Dataset rows
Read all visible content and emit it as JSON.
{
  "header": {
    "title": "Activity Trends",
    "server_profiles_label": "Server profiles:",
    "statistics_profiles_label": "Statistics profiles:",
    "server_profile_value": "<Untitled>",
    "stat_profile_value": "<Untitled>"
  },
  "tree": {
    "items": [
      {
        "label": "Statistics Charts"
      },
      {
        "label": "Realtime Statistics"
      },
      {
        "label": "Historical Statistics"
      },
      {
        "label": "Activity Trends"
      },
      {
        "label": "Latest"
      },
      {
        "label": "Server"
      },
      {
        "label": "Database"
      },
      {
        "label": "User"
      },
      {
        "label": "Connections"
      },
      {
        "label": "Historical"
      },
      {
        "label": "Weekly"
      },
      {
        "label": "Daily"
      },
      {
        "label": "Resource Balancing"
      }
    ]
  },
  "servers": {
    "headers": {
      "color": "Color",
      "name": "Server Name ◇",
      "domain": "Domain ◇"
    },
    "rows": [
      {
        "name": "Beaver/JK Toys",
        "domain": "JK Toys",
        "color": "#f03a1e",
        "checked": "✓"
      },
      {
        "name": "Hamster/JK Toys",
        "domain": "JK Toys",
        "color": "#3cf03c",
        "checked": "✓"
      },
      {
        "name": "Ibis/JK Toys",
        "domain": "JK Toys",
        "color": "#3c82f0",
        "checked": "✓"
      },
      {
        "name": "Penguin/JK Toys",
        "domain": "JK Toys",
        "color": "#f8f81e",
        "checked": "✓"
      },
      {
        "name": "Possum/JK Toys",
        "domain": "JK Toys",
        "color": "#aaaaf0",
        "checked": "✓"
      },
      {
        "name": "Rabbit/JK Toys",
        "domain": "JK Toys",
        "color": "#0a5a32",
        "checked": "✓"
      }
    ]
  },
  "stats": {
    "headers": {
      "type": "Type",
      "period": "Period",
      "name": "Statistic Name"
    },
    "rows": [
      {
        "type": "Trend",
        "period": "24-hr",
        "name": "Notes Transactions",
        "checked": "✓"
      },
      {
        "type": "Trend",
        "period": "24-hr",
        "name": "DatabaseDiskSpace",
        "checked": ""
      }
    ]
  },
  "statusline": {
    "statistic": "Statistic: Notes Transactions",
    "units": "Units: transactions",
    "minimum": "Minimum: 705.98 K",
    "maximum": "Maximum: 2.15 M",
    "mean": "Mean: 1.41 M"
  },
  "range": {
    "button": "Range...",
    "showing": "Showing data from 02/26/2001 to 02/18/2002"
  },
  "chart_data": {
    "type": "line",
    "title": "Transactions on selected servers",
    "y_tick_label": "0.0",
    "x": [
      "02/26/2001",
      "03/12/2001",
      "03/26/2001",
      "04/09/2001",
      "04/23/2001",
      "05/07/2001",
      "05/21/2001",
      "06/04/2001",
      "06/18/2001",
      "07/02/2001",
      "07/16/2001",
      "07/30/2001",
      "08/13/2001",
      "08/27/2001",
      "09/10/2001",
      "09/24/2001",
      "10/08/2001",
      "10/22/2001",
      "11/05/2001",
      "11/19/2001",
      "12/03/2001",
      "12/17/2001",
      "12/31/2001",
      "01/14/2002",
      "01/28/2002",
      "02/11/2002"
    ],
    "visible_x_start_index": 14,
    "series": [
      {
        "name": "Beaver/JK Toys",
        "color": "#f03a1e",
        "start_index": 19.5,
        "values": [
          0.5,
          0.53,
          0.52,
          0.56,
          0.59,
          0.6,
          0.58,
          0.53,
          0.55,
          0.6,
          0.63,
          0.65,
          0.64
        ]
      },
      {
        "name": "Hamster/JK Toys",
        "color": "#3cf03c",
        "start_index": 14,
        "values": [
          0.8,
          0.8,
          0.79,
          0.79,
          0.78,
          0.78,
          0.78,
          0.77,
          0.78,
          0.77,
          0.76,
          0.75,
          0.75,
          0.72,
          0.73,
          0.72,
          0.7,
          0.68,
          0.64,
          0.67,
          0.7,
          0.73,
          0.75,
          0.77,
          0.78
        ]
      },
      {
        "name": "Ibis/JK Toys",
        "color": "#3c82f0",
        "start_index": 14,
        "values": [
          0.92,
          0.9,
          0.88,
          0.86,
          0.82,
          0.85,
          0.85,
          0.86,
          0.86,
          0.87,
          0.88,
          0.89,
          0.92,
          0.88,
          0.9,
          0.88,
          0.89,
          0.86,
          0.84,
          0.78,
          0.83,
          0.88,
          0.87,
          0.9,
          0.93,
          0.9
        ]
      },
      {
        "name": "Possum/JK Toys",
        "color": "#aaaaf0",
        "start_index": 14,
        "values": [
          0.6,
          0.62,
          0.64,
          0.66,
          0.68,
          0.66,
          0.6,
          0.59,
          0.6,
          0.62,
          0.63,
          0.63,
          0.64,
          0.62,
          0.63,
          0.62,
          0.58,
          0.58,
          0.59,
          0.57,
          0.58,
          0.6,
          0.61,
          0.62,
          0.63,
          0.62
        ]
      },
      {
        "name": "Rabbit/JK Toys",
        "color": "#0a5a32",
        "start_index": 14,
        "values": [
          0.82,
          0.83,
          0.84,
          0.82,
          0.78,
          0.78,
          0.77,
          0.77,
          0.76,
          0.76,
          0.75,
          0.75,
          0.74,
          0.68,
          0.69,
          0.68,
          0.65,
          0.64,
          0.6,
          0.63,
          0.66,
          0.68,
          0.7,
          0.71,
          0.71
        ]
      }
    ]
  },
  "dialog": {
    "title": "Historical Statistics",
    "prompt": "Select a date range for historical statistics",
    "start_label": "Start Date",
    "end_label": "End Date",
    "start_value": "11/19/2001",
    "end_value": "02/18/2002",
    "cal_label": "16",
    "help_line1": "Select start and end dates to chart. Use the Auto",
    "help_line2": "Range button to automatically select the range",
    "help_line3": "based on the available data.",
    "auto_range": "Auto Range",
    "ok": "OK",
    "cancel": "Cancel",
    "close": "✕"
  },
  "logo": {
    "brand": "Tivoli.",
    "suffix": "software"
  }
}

PROBLEM =
Copy in full each line that holds the word "Notes".

FINISHED TASK =
        "name": "Notes Transactions",
    "statistic": "Statistic: Notes Transactions",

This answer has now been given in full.